Data items:
+++

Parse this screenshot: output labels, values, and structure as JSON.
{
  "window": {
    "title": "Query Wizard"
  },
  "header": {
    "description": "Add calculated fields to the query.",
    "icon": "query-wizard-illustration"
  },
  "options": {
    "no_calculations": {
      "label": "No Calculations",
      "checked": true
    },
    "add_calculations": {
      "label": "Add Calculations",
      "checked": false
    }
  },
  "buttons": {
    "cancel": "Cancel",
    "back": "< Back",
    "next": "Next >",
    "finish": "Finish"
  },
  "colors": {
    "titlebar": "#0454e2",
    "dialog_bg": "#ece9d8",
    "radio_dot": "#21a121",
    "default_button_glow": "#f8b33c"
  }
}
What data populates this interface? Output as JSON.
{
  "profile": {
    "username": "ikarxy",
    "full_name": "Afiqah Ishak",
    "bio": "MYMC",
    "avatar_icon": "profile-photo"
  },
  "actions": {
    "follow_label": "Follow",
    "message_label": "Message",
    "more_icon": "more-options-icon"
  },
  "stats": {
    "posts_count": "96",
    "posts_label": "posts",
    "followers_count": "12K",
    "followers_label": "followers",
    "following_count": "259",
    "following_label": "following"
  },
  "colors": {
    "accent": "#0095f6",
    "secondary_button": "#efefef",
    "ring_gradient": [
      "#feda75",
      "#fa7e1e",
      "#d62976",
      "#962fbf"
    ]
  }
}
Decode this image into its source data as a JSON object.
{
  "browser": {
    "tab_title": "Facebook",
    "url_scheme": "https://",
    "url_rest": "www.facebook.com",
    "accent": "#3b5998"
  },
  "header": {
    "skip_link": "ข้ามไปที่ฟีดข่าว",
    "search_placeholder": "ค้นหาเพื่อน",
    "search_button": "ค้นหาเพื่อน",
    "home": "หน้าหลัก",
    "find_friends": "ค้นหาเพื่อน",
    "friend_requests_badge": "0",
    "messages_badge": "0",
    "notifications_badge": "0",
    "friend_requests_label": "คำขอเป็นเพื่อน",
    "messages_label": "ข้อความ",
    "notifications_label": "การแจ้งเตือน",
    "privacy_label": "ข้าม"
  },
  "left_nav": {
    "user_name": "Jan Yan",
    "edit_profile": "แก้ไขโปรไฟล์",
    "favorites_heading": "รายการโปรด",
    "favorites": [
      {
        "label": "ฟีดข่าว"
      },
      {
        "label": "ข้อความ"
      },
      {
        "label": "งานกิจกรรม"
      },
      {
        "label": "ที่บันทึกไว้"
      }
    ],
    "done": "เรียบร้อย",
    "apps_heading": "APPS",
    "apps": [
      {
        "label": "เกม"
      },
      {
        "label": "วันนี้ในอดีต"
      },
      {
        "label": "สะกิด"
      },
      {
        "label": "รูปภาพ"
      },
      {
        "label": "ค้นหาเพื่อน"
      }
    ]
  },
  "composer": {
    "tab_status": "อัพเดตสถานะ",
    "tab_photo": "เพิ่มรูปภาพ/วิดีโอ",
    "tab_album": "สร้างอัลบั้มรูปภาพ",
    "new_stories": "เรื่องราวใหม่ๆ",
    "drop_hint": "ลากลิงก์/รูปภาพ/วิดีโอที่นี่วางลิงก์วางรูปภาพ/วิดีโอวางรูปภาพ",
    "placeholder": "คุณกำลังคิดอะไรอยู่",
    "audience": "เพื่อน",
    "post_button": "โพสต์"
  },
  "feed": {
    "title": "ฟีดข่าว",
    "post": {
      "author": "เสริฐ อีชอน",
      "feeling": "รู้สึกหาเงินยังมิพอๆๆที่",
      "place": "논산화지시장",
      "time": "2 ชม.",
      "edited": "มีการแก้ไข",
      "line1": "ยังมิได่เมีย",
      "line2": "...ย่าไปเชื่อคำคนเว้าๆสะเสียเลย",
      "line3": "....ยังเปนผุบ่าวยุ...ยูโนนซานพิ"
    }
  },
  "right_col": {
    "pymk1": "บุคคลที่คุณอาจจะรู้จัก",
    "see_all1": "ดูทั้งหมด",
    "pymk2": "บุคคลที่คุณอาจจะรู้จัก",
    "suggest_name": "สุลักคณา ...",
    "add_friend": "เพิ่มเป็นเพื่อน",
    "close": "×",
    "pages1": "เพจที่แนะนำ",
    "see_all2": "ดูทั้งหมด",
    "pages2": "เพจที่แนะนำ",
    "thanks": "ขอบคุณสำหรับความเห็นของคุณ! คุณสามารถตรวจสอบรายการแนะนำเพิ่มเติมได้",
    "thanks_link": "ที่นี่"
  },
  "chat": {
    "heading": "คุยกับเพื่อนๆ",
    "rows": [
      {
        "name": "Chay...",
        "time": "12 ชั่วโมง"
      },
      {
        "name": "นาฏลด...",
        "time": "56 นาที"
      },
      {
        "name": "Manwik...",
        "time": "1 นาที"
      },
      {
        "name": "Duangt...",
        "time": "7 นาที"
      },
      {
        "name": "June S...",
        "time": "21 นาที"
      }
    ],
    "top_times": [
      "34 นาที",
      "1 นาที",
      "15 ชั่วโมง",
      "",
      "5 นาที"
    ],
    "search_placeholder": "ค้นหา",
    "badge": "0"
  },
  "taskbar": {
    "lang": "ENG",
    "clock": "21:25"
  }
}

+++

Extract the complete listing above, reproducing each line exactly.

Parse this screenshot: output labels, values, and structure as JSON.
{
  "window": {
    "title": "Query Wizard"
  },
  "header": {
    "description": "Add calculated fields to the query.",
    "icon": "query-wizard-illustration"
  },
  "options": {
    "no_calculations": {
      "label": "No Calculations",
      "checked": true
    },
    "add_calculations": {
      "label": "Add Calculations",
      "checked": false
    }
  },
  "buttons": {
    "cancel": "Cancel",
    "back": "< Back",
    "next": "Next >",
    "finish": "Finish"
  },
  "colors": {
    "titlebar": "#0454e2",
    "dialog_bg": "#ece9d8",
    "radio_dot": "#21a121",
    "default_button_glow": "#f8b33c"
  }
}
What data populates this interface? Output as JSON.
{
  "profile": {
    "username": "ikarxy",
    "full_name": "Afiqah Ishak",
    "bio": "MYMC",
    "avatar_icon": "profile-photo"
  },
  "actions": {
    "follow_label": "Follow",
    "message_label": "Message",
    "more_icon": "more-options-icon"
  },
  "stats": {
    "posts_count": "96",
    "posts_label": "posts",
    "followers_count": "12K",
    "followers_label": "followers",
    "following_count": "259",
    "following_label": "following"
  },
  "colors": {
    "accent": "#0095f6",
    "secondary_button": "#efefef",
    "ring_gradient": [
      "#feda75",
      "#fa7e1e",
      "#d62976",
      "#962fbf"
    ]
  }
}
Decode this image into its source data as a JSON object.
{
  "browser": {
    "tab_title": "Facebook",
    "url_scheme": "https://",
    "url_rest": "www.facebook.com",
    "accent": "#3b5998"
  },
  "header": {
    "skip_link": "ข้ามไปที่ฟีดข่าว",
    "search_placeholder": "ค้นหาเพื่อน",
    "search_button": "ค้นหาเพื่อน",
    "home": "หน้าหลัก",
    "find_friends": "ค้นหาเพื่อน",
    "friend_requests_badge": "0",
    "messages_badge": "0",
    "notifications_badge": "0",
    "friend_requests_label": "คำขอเป็นเพื่อน",
    "messages_label": "ข้อความ",
    "notifications_label": "การแจ้งเตือน",
    "privacy_label": "ข้าม"
  },
  "left_nav": {
    "user_name": "Jan Yan",
    "edit_profile": "แก้ไขโปรไฟล์",
    "favorites_heading": "รายการโปรด",
    "favorites": [
      {
        "label": "ฟีดข่าว"
      },
      {
        "label": "ข้อความ"
      },
      {
        "label": "งานกิจกรรม"
      },
      {
        "label": "ที่บันทึกไว้"
      }
    ],
    "done": "เรียบร้อย",
    "apps_heading": "APPS",
    "apps": [
      {
        "label": "เกม"
      },
      {
        "label": "วันนี้ในอดีต"
      },
      {
        "label": "สะกิด"
      },
      {
        "label": "รูปภาพ"
      },
      {
        "label": "ค้นหาเพื่อน"
      }
    ]
  },
  "composer": {
    "tab_status": "อัพเดตสถานะ",
    "tab_photo": "เพิ่มรูปภาพ/วิดีโอ",
    "tab_album": "สร้างอัลบั้มรูปภาพ",
    "new_stories": "เรื่องราวใหม่ๆ",
    "drop_hint": "ลากลิงก์/รูปภาพ/วิดีโอที่นี่วางลิงก์วางรูปภาพ/วิดีโอวางรูปภาพ",
    "placeholder": "คุณกำลังคิดอะไรอยู่",
    "audience": "เพื่อน",
    "post_button": "โพสต์"
  },
  "feed": {
    "title": "ฟีดข่าว",
    "post": {
      "author": "เสริฐ อีชอน",
      "feeling": "รู้สึกหาเงินยังมิพอๆๆที่",
      "place": "논산화지시장",
      "time": "2 ชม.",
      "edited": "มีการแก้ไข",
      "line1": "ยังมิได่เมีย",
      "line2": "...ย่าไปเชื่อคำคนเว้าๆสะเสียเลย",
      "line3": "....ยังเปนผุบ่าวยุ...ยูโนนซานพิ"
    }
  },
  "right_col": {
    "pymk1": "บุคคลที่คุณอาจจะรู้จัก",
    "see_all1": "ดูทั้งหมด",
    "pymk2": "บุคคลที่คุณอาจจะรู้จัก",
    "suggest_name": "สุลักคณา ...",
    "add_friend": "เพิ่มเป็นเพื่อน",
    "close": "×",
    "pages1": "เพจที่แนะนำ",
    "see_all2": "ดูทั้งหมด",
    "pages2": "เพจที่แนะนำ",
    "thanks": "ขอบคุณสำหรับความเห็นของคุณ! คุณสามารถตรวจสอบรายการแนะนำเพิ่มเติมได้",
    "thanks_link": "ที่นี่"
  },
  "chat": {
    "heading": "คุยกับเพื่อนๆ",
    "rows": [
      {
        "name": "Chay...",
        "time": "12 ชั่วโมง"
      },
      {
        "name": "นาฏลด...",
        "time": "56 นาที"
      },
      {
        "name": "Manwik...",
        "time": "1 นาที"
      },
      {
        "name": "Duangt...",
        "time": "7 นาที"
      },
      {
        "name": "June S...",
        "time": "21 นาที"
      }
    ],
    "top_times": [
      "34 นาที",
      "1 นาที",
      "15 ชั่วโมง",
      "",
      "5 นาที"
    ],
    "search_placeholder": "ค้นหา",
    "badge": "0"
  },
  "taskbar": {
    "lang": "ENG",
    "clock": "21:25"
  }
}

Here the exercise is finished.